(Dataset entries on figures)

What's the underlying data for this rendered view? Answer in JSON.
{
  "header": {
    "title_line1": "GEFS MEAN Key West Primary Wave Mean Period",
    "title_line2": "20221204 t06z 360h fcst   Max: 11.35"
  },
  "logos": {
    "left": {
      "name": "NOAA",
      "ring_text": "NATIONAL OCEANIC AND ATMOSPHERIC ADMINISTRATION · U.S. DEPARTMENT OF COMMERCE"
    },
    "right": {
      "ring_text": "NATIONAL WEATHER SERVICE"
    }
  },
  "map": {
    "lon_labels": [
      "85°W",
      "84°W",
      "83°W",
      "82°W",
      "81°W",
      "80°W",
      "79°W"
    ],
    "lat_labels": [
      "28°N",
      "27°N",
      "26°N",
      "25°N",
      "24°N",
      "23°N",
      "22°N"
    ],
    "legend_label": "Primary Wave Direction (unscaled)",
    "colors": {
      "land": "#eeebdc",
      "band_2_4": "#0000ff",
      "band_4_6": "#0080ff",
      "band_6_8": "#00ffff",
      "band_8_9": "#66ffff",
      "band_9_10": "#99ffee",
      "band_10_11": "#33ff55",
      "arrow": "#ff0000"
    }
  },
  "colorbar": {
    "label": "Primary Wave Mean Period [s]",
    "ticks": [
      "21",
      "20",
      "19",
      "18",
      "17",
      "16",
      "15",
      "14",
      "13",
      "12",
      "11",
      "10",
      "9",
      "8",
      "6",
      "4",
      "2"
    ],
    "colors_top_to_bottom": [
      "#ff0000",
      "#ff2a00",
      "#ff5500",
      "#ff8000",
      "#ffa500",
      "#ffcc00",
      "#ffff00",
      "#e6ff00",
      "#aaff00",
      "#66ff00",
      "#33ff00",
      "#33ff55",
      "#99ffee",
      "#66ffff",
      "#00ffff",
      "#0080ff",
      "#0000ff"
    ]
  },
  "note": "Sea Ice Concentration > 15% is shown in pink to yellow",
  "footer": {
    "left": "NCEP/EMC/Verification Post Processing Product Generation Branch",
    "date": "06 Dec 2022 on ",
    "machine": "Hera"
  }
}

__Exercise requirements__: Pull out all lines of the data with the string "Wave".

__Response below__:
    "title_line1": "GEFS MEAN Key West Primary Wave Mean Period",
    "legend_label": "Primary Wave Direction (unscaled)",
    "label": "Primary Wave Mean Period [s]",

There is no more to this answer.